Task to carry out »
Copy out every line of the data exactly.

==================================================

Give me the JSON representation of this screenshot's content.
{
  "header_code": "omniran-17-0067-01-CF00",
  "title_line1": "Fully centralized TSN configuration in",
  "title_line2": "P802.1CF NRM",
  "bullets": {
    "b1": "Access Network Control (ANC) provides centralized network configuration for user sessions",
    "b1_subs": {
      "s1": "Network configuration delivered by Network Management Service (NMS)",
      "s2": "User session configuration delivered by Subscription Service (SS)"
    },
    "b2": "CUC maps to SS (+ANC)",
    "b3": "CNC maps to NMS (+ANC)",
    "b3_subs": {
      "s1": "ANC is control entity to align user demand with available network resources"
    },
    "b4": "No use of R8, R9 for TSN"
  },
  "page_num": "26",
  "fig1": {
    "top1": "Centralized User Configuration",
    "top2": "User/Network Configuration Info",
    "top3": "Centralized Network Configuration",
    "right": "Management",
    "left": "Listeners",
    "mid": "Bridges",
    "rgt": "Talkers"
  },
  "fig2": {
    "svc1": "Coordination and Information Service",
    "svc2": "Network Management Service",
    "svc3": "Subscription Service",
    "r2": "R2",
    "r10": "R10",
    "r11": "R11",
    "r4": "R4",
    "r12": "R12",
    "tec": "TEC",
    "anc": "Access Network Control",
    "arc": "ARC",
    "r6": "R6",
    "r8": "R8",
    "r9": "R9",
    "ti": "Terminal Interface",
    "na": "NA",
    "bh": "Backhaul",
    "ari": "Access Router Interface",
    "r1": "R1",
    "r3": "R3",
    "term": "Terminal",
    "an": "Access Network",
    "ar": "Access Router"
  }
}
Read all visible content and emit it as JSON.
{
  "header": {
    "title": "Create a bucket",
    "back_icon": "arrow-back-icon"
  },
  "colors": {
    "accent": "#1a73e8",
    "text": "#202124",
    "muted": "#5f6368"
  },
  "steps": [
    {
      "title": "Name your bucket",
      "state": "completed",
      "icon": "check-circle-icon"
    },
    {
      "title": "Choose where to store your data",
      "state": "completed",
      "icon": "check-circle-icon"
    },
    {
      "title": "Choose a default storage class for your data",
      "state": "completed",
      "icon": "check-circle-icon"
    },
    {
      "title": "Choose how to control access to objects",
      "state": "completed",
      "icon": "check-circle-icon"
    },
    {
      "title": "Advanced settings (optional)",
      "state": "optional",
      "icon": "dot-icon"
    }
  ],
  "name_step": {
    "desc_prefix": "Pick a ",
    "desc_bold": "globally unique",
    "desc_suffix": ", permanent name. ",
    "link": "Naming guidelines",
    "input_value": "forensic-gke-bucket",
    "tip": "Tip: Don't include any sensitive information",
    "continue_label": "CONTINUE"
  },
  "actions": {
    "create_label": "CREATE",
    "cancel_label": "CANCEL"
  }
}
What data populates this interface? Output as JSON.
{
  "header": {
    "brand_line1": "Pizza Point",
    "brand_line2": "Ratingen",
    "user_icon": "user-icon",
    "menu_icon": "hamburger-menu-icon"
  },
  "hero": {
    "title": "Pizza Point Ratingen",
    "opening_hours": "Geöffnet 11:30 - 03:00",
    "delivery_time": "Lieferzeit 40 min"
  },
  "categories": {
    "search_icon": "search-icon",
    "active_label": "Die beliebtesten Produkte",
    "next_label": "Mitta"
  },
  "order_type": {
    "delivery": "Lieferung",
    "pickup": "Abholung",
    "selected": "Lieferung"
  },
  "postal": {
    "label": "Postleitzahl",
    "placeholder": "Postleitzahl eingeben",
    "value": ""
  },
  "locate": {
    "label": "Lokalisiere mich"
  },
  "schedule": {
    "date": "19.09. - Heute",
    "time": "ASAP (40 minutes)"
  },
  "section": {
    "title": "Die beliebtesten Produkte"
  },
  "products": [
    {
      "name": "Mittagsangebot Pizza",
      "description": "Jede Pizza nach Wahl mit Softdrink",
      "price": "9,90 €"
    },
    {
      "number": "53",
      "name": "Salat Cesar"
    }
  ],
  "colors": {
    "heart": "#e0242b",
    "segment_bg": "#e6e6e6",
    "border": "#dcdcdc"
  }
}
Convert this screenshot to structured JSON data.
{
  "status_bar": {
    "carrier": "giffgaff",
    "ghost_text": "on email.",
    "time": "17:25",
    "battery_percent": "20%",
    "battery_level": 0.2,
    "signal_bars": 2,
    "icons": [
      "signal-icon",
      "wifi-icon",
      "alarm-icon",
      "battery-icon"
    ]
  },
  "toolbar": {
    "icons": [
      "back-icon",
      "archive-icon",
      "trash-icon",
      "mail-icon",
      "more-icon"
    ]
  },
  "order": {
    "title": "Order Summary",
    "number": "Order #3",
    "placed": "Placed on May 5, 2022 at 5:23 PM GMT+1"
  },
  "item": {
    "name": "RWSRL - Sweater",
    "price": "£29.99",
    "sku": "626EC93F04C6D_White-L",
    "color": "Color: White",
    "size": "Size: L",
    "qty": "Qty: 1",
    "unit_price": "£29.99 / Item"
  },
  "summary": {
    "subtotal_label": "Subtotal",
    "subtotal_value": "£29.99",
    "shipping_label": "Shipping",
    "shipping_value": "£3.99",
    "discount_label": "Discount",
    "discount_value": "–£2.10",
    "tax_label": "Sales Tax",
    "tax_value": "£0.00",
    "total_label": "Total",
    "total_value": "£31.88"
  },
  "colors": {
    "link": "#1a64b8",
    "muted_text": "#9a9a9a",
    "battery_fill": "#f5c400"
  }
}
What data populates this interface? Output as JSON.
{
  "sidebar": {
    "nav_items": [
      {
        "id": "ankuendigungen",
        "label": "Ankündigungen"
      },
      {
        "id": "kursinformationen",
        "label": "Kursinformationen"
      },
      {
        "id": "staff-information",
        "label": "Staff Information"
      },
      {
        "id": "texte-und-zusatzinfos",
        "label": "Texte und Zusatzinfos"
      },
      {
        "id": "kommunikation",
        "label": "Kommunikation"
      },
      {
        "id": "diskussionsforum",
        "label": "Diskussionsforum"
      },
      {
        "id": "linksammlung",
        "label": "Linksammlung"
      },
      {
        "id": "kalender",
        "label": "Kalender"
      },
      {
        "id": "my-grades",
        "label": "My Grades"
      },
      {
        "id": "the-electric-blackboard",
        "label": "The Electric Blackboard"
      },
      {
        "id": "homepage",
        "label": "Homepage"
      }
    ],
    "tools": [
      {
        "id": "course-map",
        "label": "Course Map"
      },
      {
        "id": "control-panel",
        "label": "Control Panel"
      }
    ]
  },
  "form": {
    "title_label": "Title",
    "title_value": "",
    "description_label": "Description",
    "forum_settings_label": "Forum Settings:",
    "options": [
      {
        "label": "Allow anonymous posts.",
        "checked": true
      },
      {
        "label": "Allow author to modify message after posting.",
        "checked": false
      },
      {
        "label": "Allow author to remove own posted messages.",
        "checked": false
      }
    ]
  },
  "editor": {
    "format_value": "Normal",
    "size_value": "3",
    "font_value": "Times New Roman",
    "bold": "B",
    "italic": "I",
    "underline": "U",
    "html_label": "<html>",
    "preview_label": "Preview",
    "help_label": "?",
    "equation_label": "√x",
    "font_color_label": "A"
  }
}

==================================================

Solution for this problem »
Give me the JSON representation of this screenshot's content.
{
  "header_code": "omniran-17-0067-01-CF00",
  "title_line1": "Fully centralized TSN configuration in",
  "title_line2": "P802.1CF NRM",
  "bullets": {
    "b1": "Access Network Control (ANC) provides centralized network configuration for user sessions",
    "b1_subs": {
      "s1": "Network configuration delivered by Network Management Service (NMS)",
      "s2": "User session configuration delivered by Subscription Service (SS)"
    },
    "b2": "CUC maps to SS (+ANC)",
    "b3": "CNC maps to NMS (+ANC)",
    "b3_subs": {
      "s1": "ANC is control entity to align user demand with available network resources"
    },
    "b4": "No use of R8, R9 for TSN"
  },
  "page_num": "26",
  "fig1": {
    "top1": "Centralized User Configuration",
    "top2": "User/Network Configuration Info",
    "top3": "Centralized Network Configuration",
    "right": "Management",
    "left": "Listeners",
    "mid": "Bridges",
    "rgt": "Talkers"
  },
  "fig2": {
    "svc1": "Coordination and Information Service",
    "svc2": "Network Management Service",
    "svc3": "Subscription Service",
    "r2": "R2",
    "r10": "R10",
    "r11": "R11",
    "r4": "R4",
    "r12": "R12",
    "tec": "TEC",
    "anc": "Access Network Control",
    "arc": "ARC",
    "r6": "R6",
    "r8": "R8",
    "r9": "R9",
    "ti": "Terminal Interface",
    "na": "NA",
    "bh": "Backhaul",
    "ari": "Access Router Interface",
    "r1": "R1",
    "r3": "R3",
    "term": "Terminal",
    "an": "Access Network",
    "ar": "Access Router"
  }
}
Read all visible content and emit it as JSON.
{
  "header": {
    "title": "Create a bucket",
    "back_icon": "arrow-back-icon"
  },
  "colors": {
    "accent": "#1a73e8",
    "text": "#202124",
    "muted": "#5f6368"
  },
  "steps": [
    {
      "title": "Name your bucket",
      "state": "completed",
      "icon": "check-circle-icon"
    },
    {
      "title": "Choose where to store your data",
      "state": "completed",
      "icon": "check-circle-icon"
    },
    {
      "title": "Choose a default storage class for your data",
      "state": "completed",
      "icon": "check-circle-icon"
    },
    {
      "title": "Choose how to control access to objects",
      "state": "completed",
      "icon": "check-circle-icon"
    },
    {
      "title": "Advanced settings (optional)",
      "state": "optional",
      "icon": "dot-icon"
    }
  ],
  "name_step": {
    "desc_prefix": "Pick a ",
    "desc_bold": "globally unique",
    "desc_suffix": ", permanent name. ",
    "link": "Naming guidelines",
    "input_value": "forensic-gke-bucket",
    "tip": "Tip: Don't include any sensitive information",
    "continue_label": "CONTINUE"
  },
  "actions": {
    "create_label": "CREATE",
    "cancel_label": "CANCEL"
  }
}
What data populates this interface? Output as JSON.
{
  "header": {
    "brand_line1": "Pizza Point",
    "brand_line2": "Ratingen",
    "user_icon": "user-icon",
    "menu_icon": "hamburger-menu-icon"
  },
  "hero": {
    "title": "Pizza Point Ratingen",
    "opening_hours": "Geöffnet 11:30 - 03:00",
    "delivery_time": "Lieferzeit 40 min"
  },
  "categories": {
    "search_icon": "search-icon",
    "active_label": "Die beliebtesten Produkte",
    "next_label": "Mitta"
  },
  "order_type": {
    "delivery": "Lieferung",
    "pickup": "Abholung",
    "selected": "Lieferung"
  },
  "postal": {
    "label": "Postleitzahl",
    "placeholder": "Postleitzahl eingeben",
    "value": ""
  },
  "locate": {
    "label": "Lokalisiere mich"
  },
  "schedule": {
    "date": "19.09. - Heute",
    "time": "ASAP (40 minutes)"
  },
  "section": {
    "title": "Die beliebtesten Produkte"
  },
  "products": [
    {
      "name": "Mittagsangebot Pizza",
      "description": "Jede Pizza nach Wahl mit Softdrink",
      "price": "9,90 €"
    },
    {
      "number": "53",
      "name": "Salat Cesar"
    }
  ],
  "colors": {
    "heart": "#e0242b",
    "segment_bg": "#e6e6e6",
    "border": "#dcdcdc"
  }
}
Convert this screenshot to structured JSON data.
{
  "status_bar": {
    "carrier": "giffgaff",
    "ghost_text": "on email.",
    "time": "17:25",
    "battery_percent": "20%",
    "battery_level": 0.2,
    "signal_bars": 2,
    "icons": [
      "signal-icon",
      "wifi-icon",
      "alarm-icon",
      "battery-icon"
    ]
  },
  "toolbar": {
    "icons": [
      "back-icon",
      "archive-icon",
      "trash-icon",
      "mail-icon",
      "more-icon"
    ]
  },
  "order": {
    "title": "Order Summary",
    "number": "Order #3",
    "placed": "Placed on May 5, 2022 at 5:23 PM GMT+1"
  },
  "item": {
    "name": "RWSRL - Sweater",
    "price": "£29.99",
    "sku": "626EC93F04C6D_White-L",
    "color": "Color: White",
    "size": "Size: L",
    "qty": "Qty: 1",
    "unit_price": "£29.99 / Item"
  },
  "summary": {
    "subtotal_label": "Subtotal",
    "subtotal_value": "£29.99",
    "shipping_label": "Shipping",
    "shipping_value": "£3.99",
    "discount_label": "Discount",
    "discount_value": "–£2.10",
    "tax_label": "Sales Tax",
    "tax_value": "£0.00",
    "total_label": "Total",
    "total_value": "£31.88"
  },
  "colors": {
    "link": "#1a64b8",
    "muted_text": "#9a9a9a",
    "battery_fill": "#f5c400"
  }
}
What data populates this interface? Output as JSON.
{
  "sidebar": {
    "nav_items": [
      {
        "id": "ankuendigungen",
        "label": "Ankündigungen"
      },
      {
        "id": "kursinformationen",
        "label": "Kursinformationen"
      },
      {
        "id": "staff-information",
        "label": "Staff Information"
      },
      {
        "id": "texte-und-zusatzinfos",
        "label": "Texte und Zusatzinfos"
      },
      {
        "id": "kommunikation",
        "label": "Kommunikation"
      },
      {
        "id": "diskussionsforum",
        "label": "Diskussionsforum"
      },
      {
        "id": "linksammlung",
        "label": "Linksammlung"
      },
      {
        "id": "kalender",
        "label": "Kalender"
      },
      {
        "id": "my-grades",
        "label": "My Grades"
      },
      {
        "id": "the-electric-blackboard",
        "label": "The Electric Blackboard"
      },
      {
        "id": "homepage",
        "label": "Homepage"
      }
    ],
    "tools": [
      {
        "id": "course-map",
        "label": "Course Map"
      },
      {
        "id": "control-panel",
        "label": "Control Panel"
      }
    ]
  },
  "form": {
    "title_label": "Title",
    "title_value": "",
    "description_label": "Description",
    "forum_settings_label": "Forum Settings:",
    "options": [
      {
        "label": "Allow anonymous posts.",
        "checked": true
      },
      {
        "label": "Allow author to modify message after posting.",
        "checked": false
      },
      {
        "label": "Allow author to remove own posted messages.",
        "checked": false
      }
    ]
  },
  "editor": {
    "format_value": "Normal",
    "size_value": "3",
    "font_value": "Times New Roman",
    "bold": "B",
    "italic": "I",
    "underline": "U",
    "html_label": "<html>",
    "preview_label": "Preview",
    "help_label": "?",
    "equation_label": "√x",
    "font_color_label": "A"
  }
}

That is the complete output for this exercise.